• _DATASET_:

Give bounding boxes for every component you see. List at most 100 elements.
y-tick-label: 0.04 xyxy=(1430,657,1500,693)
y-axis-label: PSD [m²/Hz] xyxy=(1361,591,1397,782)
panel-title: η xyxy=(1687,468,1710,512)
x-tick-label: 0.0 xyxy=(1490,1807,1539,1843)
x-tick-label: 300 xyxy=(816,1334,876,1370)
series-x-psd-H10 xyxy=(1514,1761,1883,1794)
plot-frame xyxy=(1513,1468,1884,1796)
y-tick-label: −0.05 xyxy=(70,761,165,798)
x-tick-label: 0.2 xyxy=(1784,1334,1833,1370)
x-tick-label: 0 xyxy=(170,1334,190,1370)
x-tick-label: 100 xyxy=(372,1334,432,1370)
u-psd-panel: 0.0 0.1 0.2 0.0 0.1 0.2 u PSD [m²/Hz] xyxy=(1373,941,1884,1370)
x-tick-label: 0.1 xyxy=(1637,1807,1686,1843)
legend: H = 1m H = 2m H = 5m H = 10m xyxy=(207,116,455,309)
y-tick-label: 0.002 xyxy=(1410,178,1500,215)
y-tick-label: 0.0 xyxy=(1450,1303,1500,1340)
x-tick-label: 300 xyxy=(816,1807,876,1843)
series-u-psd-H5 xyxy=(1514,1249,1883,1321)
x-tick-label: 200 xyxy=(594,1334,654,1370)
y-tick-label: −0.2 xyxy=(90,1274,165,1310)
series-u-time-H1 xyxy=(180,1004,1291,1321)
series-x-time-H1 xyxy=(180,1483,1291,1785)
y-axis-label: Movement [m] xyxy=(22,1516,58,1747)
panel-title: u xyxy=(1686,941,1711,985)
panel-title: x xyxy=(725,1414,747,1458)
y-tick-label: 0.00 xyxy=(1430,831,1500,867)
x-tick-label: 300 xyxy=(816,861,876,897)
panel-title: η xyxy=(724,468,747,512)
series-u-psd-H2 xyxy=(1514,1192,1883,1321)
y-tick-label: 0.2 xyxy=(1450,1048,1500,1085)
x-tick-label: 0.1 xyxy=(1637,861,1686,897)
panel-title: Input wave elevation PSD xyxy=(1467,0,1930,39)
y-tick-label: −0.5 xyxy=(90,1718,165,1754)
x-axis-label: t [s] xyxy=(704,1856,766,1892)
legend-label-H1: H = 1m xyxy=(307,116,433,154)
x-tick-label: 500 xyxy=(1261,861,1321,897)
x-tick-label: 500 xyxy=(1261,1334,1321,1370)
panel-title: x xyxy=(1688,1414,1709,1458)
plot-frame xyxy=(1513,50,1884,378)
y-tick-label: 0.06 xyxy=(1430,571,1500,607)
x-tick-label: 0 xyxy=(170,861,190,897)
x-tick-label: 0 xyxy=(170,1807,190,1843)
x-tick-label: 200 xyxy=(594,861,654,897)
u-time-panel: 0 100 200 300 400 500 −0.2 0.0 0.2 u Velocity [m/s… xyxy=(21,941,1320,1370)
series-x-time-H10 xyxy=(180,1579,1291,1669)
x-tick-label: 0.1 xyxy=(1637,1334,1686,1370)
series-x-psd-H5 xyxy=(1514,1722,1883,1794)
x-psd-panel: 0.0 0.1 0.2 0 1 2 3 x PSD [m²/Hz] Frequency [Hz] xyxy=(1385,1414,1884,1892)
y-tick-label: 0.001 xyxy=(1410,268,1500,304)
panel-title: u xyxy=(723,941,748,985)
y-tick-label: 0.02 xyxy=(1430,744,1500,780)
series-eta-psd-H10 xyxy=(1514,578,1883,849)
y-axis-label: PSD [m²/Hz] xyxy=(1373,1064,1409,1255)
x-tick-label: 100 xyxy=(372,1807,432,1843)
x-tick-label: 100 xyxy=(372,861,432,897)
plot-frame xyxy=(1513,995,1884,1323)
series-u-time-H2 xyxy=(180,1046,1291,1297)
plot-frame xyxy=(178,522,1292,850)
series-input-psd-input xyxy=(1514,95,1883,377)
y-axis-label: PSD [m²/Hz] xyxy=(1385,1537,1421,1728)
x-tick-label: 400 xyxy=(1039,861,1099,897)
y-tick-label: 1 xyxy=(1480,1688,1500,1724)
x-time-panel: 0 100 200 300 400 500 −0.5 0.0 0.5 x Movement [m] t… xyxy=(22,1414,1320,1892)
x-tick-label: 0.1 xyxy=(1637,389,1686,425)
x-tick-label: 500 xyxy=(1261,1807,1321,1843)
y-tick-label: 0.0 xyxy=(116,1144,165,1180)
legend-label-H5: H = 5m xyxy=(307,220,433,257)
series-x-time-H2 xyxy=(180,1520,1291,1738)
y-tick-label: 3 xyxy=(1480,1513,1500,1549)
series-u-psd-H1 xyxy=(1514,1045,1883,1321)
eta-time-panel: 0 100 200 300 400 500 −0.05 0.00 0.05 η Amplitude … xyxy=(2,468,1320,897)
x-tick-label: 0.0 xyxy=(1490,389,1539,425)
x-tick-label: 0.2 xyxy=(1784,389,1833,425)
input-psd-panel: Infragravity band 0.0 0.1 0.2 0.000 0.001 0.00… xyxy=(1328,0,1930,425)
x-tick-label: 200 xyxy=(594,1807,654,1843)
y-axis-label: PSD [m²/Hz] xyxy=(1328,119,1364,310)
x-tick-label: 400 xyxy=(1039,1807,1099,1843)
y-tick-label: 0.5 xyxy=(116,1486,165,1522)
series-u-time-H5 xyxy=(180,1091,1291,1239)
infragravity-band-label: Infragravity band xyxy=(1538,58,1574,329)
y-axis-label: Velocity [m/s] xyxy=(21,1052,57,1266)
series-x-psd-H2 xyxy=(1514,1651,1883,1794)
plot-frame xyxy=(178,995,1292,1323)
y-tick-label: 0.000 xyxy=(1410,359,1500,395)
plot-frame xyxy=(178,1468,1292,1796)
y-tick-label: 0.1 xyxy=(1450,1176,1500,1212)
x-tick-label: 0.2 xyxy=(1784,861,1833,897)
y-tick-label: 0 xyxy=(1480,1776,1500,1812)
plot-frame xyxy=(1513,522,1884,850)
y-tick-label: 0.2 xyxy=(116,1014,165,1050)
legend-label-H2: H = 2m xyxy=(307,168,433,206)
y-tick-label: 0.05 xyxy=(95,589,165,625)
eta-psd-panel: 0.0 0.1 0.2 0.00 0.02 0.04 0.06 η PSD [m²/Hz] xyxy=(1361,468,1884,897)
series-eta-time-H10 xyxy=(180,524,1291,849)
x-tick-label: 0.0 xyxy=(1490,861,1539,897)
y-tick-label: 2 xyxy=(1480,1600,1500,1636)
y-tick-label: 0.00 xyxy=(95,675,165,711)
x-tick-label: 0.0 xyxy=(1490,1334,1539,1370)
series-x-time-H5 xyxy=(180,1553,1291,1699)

• _GIVEN TASK_: Rewrite the records above with every "plot-frame" changed to "chart-frame", leaving everything else the same.

• _SOLUTION TO THIS PROBLEM_:
Give bounding boxes for every component you see. List at most 100 elements.
y-tick-label: 0.04 xyxy=(1430,657,1500,693)
y-axis-label: PSD [m²/Hz] xyxy=(1361,591,1397,782)
panel-title: η xyxy=(1687,468,1710,512)
x-tick-label: 0.0 xyxy=(1490,1807,1539,1843)
x-tick-label: 300 xyxy=(816,1334,876,1370)
series-x-psd-H10 xyxy=(1514,1761,1883,1794)
chart-frame xyxy=(1513,1468,1884,1796)
y-tick-label: −0.05 xyxy=(70,761,165,798)
x-tick-label: 0.2 xyxy=(1784,1334,1833,1370)
x-tick-label: 0 xyxy=(170,1334,190,1370)
x-tick-label: 100 xyxy=(372,1334,432,1370)
u-psd-panel: 0.0 0.1 0.2 0.0 0.1 0.2 u PSD [m²/Hz] xyxy=(1373,941,1884,1370)
x-tick-label: 0.1 xyxy=(1637,1807,1686,1843)
legend: H = 1m H = 2m H = 5m H = 10m xyxy=(207,116,455,309)
y-tick-label: 0.002 xyxy=(1410,178,1500,215)
y-tick-label: 0.0 xyxy=(1450,1303,1500,1340)
x-tick-label: 300 xyxy=(816,1807,876,1843)
series-u-psd-H5 xyxy=(1514,1249,1883,1321)
x-tick-label: 200 xyxy=(594,1334,654,1370)
y-tick-label: −0.2 xyxy=(90,1274,165,1310)
series-u-time-H1 xyxy=(180,1004,1291,1321)
series-x-time-H1 xyxy=(180,1483,1291,1785)
y-axis-label: Movement [m] xyxy=(22,1516,58,1747)
panel-title: u xyxy=(1686,941,1711,985)
panel-title: x xyxy=(725,1414,747,1458)
y-tick-label: 0.00 xyxy=(1430,831,1500,867)
x-tick-label: 300 xyxy=(816,861,876,897)
panel-title: η xyxy=(724,468,747,512)
series-u-psd-H2 xyxy=(1514,1192,1883,1321)
y-tick-label: 0.2 xyxy=(1450,1048,1500,1085)
x-tick-label: 0.1 xyxy=(1637,861,1686,897)
panel-title: Input wave elevation PSD xyxy=(1467,0,1930,39)
y-tick-label: −0.5 xyxy=(90,1718,165,1754)
x-axis-label: t [s] xyxy=(704,1856,766,1892)
legend-label-H1: H = 1m xyxy=(307,116,433,154)
x-tick-label: 500 xyxy=(1261,861,1321,897)
x-tick-label: 500 xyxy=(1261,1334,1321,1370)
panel-title: x xyxy=(1688,1414,1709,1458)
chart-frame xyxy=(1513,50,1884,378)
y-tick-label: 0.06 xyxy=(1430,571,1500,607)
x-tick-label: 0 xyxy=(170,861,190,897)
x-tick-label: 0 xyxy=(170,1807,190,1843)
x-tick-label: 200 xyxy=(594,861,654,897)
u-time-panel: 0 100 200 300 400 500 −0.2 0.0 0.2 u Velocity [m/s… xyxy=(21,941,1320,1370)
series-x-time-H10 xyxy=(180,1579,1291,1669)
x-tick-label: 0.1 xyxy=(1637,1334,1686,1370)
series-x-psd-H5 xyxy=(1514,1722,1883,1794)
x-psd-panel: 0.0 0.1 0.2 0 1 2 3 x PSD [m²/Hz] Frequency [Hz] xyxy=(1385,1414,1884,1892)
y-tick-label: 0.001 xyxy=(1410,268,1500,304)
panel-title: u xyxy=(723,941,748,985)
y-tick-label: 0.02 xyxy=(1430,744,1500,780)
series-eta-psd-H10 xyxy=(1514,578,1883,849)
y-axis-label: PSD [m²/Hz] xyxy=(1373,1064,1409,1255)
x-tick-label: 100 xyxy=(372,1807,432,1843)
x-tick-label: 100 xyxy=(372,861,432,897)
chart-frame xyxy=(1513,995,1884,1323)
series-u-time-H2 xyxy=(180,1046,1291,1297)
chart-frame xyxy=(178,522,1292,850)
series-input-psd-input xyxy=(1514,95,1883,377)
y-axis-label: PSD [m²/Hz] xyxy=(1385,1537,1421,1728)
x-tick-label: 400 xyxy=(1039,861,1099,897)
y-tick-label: 1 xyxy=(1480,1688,1500,1724)
x-time-panel: 0 100 200 300 400 500 −0.5 0.0 0.5 x Movement [m] t… xyxy=(22,1414,1320,1892)
x-tick-label: 0.1 xyxy=(1637,389,1686,425)
x-tick-label: 500 xyxy=(1261,1807,1321,1843)
y-tick-label: 0.0 xyxy=(116,1144,165,1180)
legend-label-H5: H = 5m xyxy=(307,220,433,257)
series-x-time-H2 xyxy=(180,1520,1291,1738)
y-tick-label: 3 xyxy=(1480,1513,1500,1549)
series-u-psd-H1 xyxy=(1514,1045,1883,1321)
eta-time-panel: 0 100 200 300 400 500 −0.05 0.00 0.05 η Amplitude … xyxy=(2,468,1320,897)
x-tick-label: 0.0 xyxy=(1490,389,1539,425)
x-tick-label: 0.2 xyxy=(1784,389,1833,425)
input-psd-panel: Infragravity band 0.0 0.1 0.2 0.000 0.001 0.00… xyxy=(1328,0,1930,425)
x-tick-label: 200 xyxy=(594,1807,654,1843)
y-axis-label: PSD [m²/Hz] xyxy=(1328,119,1364,310)
x-tick-label: 400 xyxy=(1039,1807,1099,1843)
y-tick-label: 0.5 xyxy=(116,1486,165,1522)
series-u-time-H5 xyxy=(180,1091,1291,1239)
infragravity-band-label: Infragravity band xyxy=(1538,58,1574,329)
y-axis-label: Velocity [m/s] xyxy=(21,1052,57,1266)
series-x-psd-H2 xyxy=(1514,1651,1883,1794)
chart-frame xyxy=(178,995,1292,1323)
y-tick-label: 0.000 xyxy=(1410,359,1500,395)
chart-frame xyxy=(178,1468,1292,1796)
y-tick-label: 0.1 xyxy=(1450,1176,1500,1212)
x-tick-label: 0.2 xyxy=(1784,861,1833,897)
y-tick-label: 0 xyxy=(1480,1776,1500,1812)
chart-frame xyxy=(1513,522,1884,850)
y-tick-label: 0.2 xyxy=(116,1014,165,1050)
legend-label-H2: H = 2m xyxy=(307,168,433,206)
y-tick-label: 0.05 xyxy=(95,589,165,625)
eta-psd-panel: 0.0 0.1 0.2 0.00 0.02 0.04 0.06 η PSD [m²/Hz] xyxy=(1361,468,1884,897)
series-eta-time-H10 xyxy=(180,524,1291,849)
x-tick-label: 0.0 xyxy=(1490,861,1539,897)
y-tick-label: 2 xyxy=(1480,1600,1500,1636)
y-tick-label: 0.00 xyxy=(95,675,165,711)
x-tick-label: 0.0 xyxy=(1490,1334,1539,1370)
series-x-time-H5 xyxy=(180,1553,1291,1699)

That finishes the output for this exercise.